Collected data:
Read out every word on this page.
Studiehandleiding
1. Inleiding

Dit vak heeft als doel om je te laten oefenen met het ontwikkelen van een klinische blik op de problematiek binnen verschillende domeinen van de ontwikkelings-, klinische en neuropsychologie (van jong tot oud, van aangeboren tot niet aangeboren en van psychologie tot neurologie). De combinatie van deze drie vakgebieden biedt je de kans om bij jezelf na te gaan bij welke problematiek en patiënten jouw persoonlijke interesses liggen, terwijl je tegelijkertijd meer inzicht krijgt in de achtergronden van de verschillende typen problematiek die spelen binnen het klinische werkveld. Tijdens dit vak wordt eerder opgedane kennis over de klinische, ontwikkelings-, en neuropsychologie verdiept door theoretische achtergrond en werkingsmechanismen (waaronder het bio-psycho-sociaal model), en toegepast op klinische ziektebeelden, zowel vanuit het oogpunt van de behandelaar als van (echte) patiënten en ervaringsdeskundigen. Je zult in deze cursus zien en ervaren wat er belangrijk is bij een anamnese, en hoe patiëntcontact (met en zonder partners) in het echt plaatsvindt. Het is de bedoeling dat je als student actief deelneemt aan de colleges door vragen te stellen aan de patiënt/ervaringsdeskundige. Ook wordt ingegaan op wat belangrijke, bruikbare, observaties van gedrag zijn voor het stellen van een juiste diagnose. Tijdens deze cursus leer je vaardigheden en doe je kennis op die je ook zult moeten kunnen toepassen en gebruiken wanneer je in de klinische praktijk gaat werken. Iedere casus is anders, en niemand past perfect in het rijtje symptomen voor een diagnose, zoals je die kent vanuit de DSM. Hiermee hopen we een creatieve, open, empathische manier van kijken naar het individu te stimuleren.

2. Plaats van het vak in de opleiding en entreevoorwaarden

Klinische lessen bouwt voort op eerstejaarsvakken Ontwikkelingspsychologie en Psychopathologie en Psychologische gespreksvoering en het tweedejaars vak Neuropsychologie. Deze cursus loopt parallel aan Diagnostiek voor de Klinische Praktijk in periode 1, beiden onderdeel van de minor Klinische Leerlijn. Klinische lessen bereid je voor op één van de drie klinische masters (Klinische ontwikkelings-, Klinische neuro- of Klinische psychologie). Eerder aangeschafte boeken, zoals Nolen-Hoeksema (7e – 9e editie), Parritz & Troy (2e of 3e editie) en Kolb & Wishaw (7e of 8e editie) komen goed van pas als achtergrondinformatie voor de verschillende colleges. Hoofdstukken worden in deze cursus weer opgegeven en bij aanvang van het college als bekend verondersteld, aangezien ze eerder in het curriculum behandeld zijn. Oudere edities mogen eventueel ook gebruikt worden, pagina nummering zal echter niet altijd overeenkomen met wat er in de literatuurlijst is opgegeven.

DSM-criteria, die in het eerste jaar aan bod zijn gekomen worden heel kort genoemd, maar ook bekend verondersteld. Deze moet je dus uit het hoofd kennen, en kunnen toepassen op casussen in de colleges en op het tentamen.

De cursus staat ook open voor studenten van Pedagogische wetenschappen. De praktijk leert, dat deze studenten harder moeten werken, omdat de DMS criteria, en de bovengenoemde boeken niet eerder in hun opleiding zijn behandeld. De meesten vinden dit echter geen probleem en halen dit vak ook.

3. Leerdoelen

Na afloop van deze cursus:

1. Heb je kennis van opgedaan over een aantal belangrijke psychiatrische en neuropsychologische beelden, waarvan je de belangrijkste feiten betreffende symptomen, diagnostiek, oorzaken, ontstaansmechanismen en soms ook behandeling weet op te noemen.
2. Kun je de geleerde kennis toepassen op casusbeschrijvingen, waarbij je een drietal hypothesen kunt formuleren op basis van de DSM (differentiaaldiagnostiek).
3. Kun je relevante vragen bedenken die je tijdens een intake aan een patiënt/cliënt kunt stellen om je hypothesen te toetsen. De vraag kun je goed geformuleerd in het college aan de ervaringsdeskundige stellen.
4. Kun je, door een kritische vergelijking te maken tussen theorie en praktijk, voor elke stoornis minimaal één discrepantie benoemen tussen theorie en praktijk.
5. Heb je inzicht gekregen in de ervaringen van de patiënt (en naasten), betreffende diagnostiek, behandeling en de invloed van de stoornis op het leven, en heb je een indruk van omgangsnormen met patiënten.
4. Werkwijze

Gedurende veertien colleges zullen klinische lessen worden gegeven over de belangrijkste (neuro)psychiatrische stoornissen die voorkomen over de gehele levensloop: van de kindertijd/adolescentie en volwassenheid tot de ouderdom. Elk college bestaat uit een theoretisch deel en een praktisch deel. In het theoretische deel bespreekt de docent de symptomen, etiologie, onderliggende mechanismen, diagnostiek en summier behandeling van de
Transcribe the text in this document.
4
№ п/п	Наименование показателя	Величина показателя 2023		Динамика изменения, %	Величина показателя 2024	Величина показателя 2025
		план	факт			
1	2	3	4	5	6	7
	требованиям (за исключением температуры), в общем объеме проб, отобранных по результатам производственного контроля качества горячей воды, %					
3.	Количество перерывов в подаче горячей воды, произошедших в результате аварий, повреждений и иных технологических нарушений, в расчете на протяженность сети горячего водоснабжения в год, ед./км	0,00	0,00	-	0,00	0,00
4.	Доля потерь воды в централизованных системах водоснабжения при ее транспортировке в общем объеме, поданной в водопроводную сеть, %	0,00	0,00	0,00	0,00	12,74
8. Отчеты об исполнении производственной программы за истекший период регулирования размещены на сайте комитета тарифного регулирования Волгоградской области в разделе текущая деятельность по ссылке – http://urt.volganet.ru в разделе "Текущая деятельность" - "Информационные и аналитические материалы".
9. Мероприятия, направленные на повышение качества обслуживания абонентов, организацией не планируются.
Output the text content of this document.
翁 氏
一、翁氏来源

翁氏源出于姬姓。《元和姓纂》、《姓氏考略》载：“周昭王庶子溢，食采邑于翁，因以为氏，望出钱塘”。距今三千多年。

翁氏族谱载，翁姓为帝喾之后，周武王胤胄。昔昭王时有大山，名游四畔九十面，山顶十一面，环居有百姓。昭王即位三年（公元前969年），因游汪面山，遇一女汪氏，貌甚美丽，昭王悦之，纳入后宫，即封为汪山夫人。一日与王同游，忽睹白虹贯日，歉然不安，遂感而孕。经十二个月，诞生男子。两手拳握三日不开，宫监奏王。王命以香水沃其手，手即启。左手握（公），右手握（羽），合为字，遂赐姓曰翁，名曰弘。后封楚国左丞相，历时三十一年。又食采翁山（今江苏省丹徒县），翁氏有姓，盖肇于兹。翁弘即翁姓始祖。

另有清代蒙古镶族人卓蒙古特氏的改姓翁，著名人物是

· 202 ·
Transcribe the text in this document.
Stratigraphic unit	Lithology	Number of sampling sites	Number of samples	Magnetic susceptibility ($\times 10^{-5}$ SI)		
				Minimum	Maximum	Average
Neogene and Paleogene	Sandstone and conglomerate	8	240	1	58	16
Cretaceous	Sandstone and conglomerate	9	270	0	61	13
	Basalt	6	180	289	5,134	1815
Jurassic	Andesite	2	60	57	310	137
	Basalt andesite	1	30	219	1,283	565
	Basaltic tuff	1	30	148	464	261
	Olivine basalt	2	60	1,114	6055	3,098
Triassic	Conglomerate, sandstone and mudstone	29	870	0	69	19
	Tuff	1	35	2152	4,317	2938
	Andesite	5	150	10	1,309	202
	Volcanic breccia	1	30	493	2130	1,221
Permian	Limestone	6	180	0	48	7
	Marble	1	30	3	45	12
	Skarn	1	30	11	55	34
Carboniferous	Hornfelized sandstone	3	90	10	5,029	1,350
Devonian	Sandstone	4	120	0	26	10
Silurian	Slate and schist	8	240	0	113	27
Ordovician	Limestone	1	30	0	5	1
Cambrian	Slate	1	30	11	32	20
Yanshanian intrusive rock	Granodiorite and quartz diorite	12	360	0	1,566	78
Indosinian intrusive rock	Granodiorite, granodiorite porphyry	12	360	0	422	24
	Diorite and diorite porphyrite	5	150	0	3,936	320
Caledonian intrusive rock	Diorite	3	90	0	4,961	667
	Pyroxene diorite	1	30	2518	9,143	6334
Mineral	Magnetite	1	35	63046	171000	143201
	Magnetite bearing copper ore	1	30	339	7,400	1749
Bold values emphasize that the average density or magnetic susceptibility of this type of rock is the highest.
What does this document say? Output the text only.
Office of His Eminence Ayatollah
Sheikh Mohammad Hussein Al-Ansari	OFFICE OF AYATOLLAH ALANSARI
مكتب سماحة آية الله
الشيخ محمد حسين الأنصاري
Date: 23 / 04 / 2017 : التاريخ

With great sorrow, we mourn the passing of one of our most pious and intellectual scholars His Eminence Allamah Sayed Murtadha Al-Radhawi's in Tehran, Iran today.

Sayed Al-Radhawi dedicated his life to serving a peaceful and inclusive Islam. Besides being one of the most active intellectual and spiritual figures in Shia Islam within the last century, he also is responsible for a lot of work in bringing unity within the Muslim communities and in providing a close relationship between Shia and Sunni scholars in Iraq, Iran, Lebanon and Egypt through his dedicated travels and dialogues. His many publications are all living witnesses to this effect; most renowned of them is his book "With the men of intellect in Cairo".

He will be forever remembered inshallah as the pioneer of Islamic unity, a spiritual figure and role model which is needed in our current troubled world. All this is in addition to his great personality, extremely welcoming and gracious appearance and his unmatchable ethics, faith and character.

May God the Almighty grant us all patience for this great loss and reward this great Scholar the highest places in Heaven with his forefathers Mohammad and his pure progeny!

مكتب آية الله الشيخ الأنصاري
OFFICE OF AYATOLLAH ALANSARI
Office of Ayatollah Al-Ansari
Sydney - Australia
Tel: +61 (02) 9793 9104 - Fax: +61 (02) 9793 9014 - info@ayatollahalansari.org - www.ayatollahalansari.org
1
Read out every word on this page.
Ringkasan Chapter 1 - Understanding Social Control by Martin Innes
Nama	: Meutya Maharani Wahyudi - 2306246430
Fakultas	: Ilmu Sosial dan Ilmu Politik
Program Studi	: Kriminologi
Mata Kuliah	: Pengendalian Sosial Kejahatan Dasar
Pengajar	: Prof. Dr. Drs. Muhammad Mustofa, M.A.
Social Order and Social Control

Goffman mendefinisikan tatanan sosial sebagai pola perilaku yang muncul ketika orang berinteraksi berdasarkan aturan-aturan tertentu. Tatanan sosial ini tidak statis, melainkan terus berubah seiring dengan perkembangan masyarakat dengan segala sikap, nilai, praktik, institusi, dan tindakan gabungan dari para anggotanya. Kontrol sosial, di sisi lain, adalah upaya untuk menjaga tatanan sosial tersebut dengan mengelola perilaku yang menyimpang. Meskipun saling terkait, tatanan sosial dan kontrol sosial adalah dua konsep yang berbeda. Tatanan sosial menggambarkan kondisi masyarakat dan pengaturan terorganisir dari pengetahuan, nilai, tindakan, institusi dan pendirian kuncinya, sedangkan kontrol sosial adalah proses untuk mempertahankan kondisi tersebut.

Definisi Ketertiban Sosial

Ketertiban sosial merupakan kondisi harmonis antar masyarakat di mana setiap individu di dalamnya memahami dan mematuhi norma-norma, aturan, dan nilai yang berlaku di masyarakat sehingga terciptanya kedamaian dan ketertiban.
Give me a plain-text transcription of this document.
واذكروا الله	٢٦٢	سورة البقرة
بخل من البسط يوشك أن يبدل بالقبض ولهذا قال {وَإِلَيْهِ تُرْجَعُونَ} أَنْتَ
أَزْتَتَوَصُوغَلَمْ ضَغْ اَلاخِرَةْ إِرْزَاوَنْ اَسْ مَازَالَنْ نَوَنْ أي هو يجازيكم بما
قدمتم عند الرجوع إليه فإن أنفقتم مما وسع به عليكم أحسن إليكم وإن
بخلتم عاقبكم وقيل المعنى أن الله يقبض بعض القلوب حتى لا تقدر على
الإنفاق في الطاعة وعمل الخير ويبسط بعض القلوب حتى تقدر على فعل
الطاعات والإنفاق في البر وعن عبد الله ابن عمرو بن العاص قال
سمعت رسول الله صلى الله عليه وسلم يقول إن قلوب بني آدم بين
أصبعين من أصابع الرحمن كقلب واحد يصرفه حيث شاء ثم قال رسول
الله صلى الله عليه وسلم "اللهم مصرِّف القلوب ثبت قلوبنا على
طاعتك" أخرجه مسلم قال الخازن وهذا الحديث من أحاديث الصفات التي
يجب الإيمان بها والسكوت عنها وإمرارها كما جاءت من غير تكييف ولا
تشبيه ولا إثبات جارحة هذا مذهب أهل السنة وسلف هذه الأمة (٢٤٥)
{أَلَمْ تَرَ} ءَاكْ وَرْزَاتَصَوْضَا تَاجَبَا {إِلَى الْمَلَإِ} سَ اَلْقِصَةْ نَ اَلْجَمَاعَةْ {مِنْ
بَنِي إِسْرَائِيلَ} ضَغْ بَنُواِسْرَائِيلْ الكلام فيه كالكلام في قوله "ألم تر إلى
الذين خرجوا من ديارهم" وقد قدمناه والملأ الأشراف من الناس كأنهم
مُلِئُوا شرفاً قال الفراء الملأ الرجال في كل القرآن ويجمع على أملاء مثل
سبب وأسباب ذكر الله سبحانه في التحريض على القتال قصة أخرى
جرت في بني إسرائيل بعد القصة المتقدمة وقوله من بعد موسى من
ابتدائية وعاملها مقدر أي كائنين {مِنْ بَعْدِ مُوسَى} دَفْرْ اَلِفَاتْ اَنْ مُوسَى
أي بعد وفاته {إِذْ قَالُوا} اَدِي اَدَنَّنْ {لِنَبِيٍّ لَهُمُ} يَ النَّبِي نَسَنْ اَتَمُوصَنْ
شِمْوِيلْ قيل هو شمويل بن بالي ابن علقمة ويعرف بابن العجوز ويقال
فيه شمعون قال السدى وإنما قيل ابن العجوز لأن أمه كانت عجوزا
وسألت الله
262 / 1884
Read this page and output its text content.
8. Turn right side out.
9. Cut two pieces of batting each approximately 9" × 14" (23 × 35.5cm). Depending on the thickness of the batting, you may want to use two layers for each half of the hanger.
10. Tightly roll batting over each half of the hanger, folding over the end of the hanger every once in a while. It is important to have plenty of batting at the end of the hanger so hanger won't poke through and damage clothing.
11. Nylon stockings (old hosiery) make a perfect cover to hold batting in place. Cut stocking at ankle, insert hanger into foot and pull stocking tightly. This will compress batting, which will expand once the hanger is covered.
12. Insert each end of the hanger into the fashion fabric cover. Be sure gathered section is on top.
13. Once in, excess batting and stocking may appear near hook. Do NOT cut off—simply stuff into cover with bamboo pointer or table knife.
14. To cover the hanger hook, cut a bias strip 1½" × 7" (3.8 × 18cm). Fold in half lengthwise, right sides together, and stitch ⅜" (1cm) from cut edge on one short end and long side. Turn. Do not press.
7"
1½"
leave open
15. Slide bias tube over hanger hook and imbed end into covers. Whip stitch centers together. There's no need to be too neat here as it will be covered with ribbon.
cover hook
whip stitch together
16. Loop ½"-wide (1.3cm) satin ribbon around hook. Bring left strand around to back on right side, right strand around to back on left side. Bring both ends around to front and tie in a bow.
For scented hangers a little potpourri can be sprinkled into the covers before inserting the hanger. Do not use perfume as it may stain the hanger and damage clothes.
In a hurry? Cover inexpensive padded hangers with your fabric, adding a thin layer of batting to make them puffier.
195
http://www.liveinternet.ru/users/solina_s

WORK TO COMPLETE:
Look through the data above. Find each line with the string "bias" and copy it.

SOLUTION BELOW:
14. To cover the hanger hook, cut a bias strip 1½" × 7" (3.8 × 18cm). Fold in half lengthwise, right sides together, and stitch ⅜" (1cm) from cut edge on one short end and long side. Turn. Do not press.
15. Slide bias tube over hanger hook and imbed end into covers. Whip stitch centers together. There's no need to be too neat here as it will be covered with ribbon.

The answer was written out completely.